- **STATED TASK**: Repeat every record exactly, but keep images out of the copy.

- **ENTRIES SHOWN**:
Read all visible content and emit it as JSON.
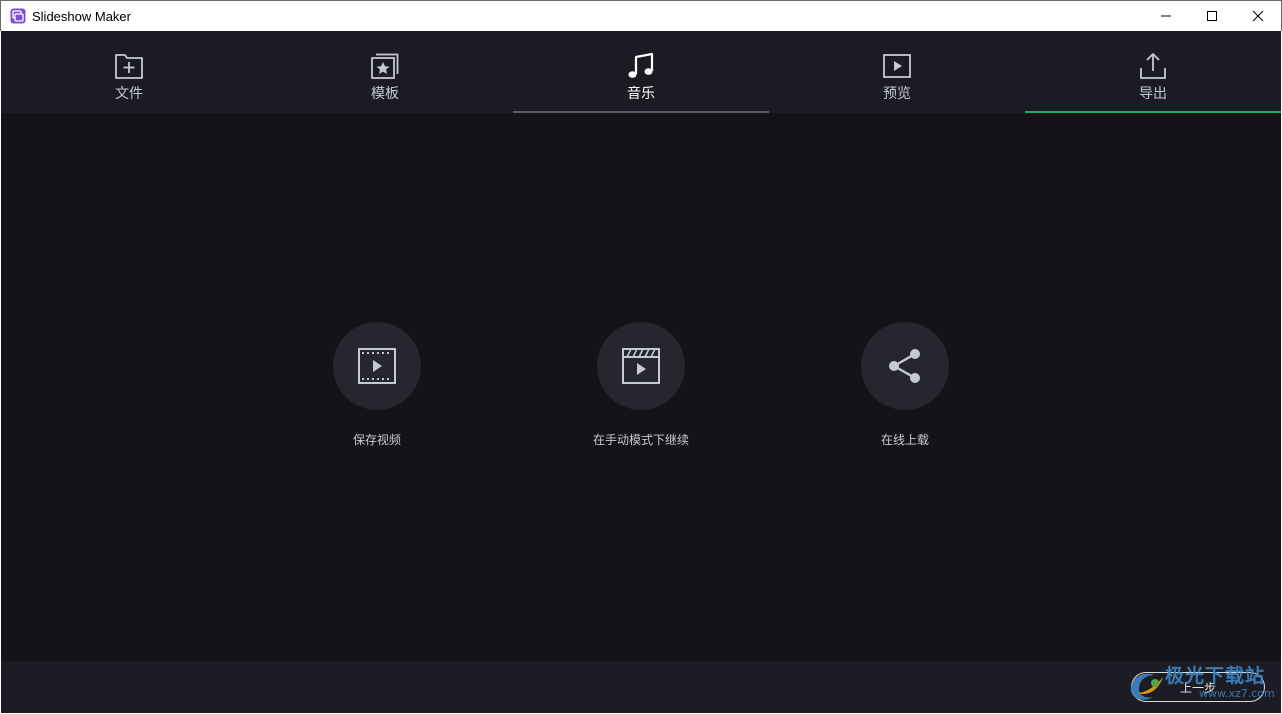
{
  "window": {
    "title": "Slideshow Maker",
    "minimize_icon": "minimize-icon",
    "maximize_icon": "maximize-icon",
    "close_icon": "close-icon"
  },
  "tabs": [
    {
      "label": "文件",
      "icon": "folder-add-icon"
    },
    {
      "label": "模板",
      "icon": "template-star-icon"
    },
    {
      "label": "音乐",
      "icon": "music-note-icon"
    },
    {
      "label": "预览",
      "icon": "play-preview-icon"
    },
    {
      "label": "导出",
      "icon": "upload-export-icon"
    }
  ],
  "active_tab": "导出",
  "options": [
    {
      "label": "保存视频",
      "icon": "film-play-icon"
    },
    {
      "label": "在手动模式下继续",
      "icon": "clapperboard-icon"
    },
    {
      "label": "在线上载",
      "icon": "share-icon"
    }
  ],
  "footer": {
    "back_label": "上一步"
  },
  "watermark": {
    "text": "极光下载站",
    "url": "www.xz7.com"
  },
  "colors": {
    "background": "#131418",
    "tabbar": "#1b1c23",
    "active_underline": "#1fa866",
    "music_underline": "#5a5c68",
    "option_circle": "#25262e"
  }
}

- **RESPONSE TO THIS EXERCISE**:
Read all visible content and emit it as JSON.
{
  "window": {
    "title": "Slideshow Maker",
    "minimize_icon": "minimize-icon",
    "maximize_icon": "maximize-icon",
    "close_icon": "close-icon"
  },
  "tabs": [
    {
      "label": "文件",
      "icon": "folder-add-icon"
    },
    {
      "label": "模板",
      "icon": "template-star-icon"
    },
    {
      "label": "音乐",
      "icon": "music-note-icon"
    },
    {
      "label": "预览",
      "icon": "play-preview-icon"
    },
    {
      "label": "导出",
      "icon": "upload-export-icon"
    }
  ],
  "active_tab": "导出",
  "options": [
    {
      "label": "保存视频",
      "icon": "film-play-icon"
    },
    {
      "label": "在手动模式下继续",
      "icon": "clapperboard-icon"
    },
    {
      "label": "在线上载",
      "icon": "share-icon"
    }
  ],
  "footer": {
    "back_label": "上一步"
  },
  "watermark": {
    "text": "极光下载站",
    "url": "www.xz7.com"
  },
  "colors": {
    "background": "#131418",
    "tabbar": "#1b1c23",
    "active_underline": "#1fa866",
    "music_underline": "#5a5c68",
    "option_circle": "#25262e"
  }
}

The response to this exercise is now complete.